> **Requirements**: Identify the lines that contain the string "clutch" and copy all of them.

....

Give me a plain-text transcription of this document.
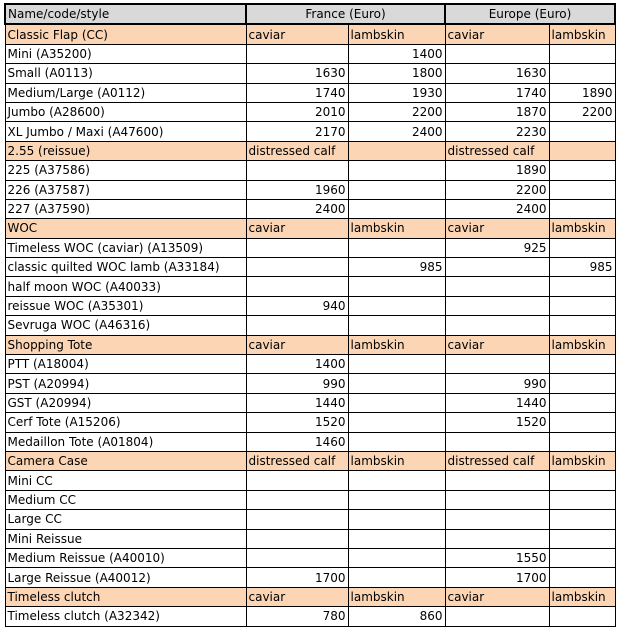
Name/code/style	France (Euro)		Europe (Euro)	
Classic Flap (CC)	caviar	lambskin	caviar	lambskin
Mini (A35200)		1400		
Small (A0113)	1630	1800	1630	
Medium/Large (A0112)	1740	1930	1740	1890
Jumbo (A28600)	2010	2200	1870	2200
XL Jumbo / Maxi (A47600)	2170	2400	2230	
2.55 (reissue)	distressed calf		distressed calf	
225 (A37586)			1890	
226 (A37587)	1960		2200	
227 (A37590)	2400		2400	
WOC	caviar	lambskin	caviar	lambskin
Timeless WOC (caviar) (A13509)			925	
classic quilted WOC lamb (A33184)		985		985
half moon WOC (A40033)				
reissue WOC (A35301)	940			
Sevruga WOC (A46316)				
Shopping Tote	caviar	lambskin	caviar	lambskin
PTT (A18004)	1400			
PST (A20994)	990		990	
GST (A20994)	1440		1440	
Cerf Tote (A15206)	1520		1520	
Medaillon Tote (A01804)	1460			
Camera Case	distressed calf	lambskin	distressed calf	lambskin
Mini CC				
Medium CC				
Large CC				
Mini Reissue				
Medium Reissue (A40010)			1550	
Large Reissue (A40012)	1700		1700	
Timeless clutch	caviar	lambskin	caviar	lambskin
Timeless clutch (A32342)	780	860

....

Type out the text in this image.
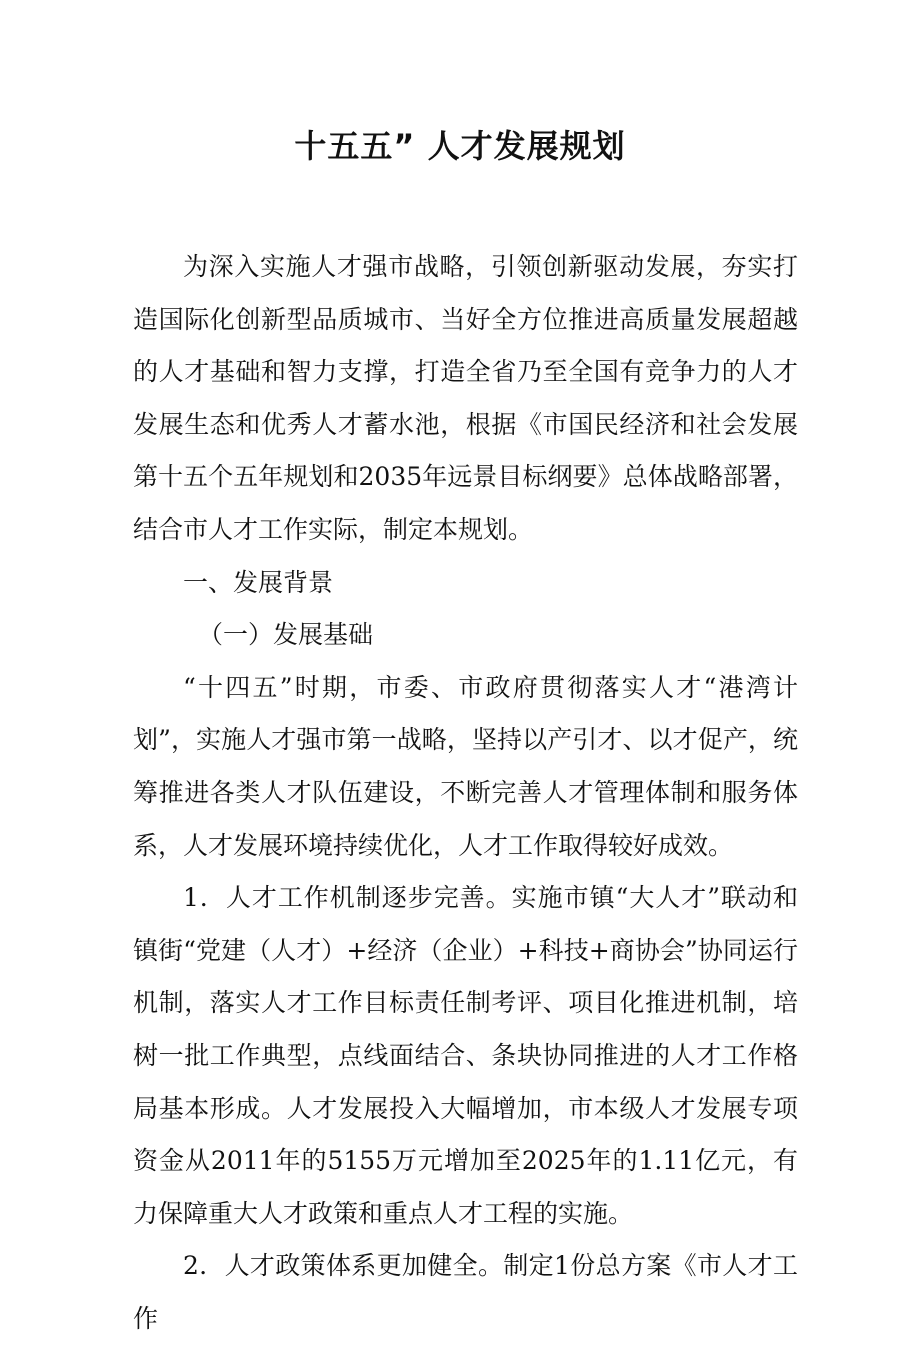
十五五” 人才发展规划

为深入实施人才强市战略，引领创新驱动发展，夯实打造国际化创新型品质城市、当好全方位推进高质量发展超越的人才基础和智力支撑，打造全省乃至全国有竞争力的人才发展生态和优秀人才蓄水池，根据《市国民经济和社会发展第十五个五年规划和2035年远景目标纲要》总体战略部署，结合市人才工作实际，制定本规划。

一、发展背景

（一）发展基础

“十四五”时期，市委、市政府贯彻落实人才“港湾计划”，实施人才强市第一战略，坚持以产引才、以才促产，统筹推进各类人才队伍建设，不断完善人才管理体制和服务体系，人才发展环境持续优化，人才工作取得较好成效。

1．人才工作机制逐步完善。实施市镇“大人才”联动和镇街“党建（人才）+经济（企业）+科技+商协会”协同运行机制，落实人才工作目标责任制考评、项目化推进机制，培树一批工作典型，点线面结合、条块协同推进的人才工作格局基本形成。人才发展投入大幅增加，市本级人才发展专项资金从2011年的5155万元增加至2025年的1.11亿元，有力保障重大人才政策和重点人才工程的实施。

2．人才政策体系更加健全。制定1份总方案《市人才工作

....

> **Task result**:
Timeless clutch	caviar	lambskin	caviar	lambskin
Timeless clutch (A32342)	780	860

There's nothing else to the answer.